> [Directions for this task]: Extract and list every line that contains the word "Тема".

— Begin Supplied information —

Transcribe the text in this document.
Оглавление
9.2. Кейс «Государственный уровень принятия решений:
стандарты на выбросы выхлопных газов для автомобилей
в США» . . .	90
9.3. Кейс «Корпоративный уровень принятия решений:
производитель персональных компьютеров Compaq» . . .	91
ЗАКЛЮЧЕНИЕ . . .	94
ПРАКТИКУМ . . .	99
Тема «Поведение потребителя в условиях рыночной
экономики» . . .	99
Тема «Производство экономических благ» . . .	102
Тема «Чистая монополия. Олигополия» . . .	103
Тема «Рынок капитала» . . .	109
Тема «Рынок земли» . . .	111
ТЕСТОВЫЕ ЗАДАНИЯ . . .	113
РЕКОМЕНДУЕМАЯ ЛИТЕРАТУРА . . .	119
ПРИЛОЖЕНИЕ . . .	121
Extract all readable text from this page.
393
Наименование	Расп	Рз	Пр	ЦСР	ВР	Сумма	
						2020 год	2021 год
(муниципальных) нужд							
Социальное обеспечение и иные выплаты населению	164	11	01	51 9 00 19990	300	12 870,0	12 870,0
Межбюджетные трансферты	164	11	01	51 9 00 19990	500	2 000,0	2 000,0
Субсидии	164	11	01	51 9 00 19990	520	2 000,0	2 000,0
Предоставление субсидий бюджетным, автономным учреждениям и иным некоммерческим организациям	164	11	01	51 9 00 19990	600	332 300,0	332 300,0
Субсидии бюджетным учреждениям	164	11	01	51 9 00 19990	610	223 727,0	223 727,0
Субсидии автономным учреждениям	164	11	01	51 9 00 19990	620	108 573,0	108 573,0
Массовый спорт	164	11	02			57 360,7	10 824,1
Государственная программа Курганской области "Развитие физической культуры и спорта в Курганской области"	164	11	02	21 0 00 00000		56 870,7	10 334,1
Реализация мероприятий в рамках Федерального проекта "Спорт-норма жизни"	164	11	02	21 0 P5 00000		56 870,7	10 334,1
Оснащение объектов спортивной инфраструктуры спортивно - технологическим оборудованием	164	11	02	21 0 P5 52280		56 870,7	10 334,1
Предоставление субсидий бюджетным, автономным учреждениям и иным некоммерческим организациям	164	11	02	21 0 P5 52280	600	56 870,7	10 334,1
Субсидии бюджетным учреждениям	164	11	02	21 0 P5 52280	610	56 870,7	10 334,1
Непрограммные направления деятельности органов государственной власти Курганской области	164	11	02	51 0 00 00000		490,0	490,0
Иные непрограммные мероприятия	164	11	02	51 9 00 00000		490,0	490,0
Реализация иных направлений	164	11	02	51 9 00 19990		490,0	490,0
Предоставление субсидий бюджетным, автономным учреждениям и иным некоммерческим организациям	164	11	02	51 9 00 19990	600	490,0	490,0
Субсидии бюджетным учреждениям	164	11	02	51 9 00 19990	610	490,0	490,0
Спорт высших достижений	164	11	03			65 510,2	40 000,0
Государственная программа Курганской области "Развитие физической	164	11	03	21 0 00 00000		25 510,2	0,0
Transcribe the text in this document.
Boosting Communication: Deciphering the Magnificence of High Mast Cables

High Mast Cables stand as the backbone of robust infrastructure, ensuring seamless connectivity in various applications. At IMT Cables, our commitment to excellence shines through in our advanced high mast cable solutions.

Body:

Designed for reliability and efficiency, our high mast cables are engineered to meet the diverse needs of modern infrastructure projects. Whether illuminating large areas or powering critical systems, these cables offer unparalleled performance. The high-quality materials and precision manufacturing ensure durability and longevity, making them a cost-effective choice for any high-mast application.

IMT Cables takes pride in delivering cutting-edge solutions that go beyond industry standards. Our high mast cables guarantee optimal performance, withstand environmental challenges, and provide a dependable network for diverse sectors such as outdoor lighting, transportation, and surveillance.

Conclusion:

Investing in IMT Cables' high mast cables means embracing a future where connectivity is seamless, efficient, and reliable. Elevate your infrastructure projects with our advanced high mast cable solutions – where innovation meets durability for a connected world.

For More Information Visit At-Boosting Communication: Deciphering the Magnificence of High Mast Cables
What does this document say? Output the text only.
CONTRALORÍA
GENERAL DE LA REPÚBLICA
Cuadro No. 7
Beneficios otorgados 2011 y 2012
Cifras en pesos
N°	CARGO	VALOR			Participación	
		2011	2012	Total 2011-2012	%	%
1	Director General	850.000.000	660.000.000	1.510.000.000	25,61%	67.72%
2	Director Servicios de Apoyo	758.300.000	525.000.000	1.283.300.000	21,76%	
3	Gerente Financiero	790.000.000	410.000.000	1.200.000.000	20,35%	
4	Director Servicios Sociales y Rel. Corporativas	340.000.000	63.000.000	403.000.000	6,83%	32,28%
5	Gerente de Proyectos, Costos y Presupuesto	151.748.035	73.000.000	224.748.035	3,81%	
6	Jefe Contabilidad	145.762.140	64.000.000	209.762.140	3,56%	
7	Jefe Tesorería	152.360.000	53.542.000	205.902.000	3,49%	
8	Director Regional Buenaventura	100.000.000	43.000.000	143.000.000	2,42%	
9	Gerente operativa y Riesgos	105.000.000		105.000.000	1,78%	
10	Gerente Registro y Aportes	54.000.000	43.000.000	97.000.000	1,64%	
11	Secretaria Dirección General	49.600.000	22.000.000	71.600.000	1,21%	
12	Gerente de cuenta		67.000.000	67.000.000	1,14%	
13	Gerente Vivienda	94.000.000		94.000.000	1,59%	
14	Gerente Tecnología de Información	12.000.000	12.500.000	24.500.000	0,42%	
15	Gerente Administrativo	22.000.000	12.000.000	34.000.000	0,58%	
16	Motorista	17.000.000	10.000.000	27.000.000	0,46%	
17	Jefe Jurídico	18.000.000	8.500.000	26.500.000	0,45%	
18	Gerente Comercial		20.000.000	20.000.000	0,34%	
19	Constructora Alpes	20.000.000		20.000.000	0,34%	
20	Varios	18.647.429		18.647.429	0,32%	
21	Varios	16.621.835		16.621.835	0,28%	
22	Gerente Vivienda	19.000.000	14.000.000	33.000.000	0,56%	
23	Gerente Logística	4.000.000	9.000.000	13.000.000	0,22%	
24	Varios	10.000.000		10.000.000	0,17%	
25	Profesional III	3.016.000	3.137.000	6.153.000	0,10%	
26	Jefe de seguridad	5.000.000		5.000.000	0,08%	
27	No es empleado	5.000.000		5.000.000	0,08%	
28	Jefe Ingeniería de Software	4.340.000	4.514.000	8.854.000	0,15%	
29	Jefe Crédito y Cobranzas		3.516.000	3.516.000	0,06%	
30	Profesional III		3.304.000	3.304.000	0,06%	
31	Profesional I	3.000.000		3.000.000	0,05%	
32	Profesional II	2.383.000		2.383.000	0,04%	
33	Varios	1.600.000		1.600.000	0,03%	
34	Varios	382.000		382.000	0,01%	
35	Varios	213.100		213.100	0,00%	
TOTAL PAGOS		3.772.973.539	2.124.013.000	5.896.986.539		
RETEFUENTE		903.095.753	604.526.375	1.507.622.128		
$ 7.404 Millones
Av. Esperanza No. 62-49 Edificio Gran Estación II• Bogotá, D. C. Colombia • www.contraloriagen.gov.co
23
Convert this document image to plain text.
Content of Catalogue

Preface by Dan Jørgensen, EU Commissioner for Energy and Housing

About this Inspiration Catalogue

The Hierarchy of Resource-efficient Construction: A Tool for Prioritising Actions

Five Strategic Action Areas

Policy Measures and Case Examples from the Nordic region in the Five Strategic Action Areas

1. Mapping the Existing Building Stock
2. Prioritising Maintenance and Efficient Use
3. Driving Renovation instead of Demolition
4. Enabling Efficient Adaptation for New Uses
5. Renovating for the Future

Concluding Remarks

— End Supplied information —

> [Result below]:
Тема «Поведение потребителя в условиях рыночной
Тема «Производство экономических благ» . . .	102
Тема «Чистая монополия. Олигополия» . . .	103
Тема «Рынок капитала» . . .	109
Тема «Рынок земли» . . .	111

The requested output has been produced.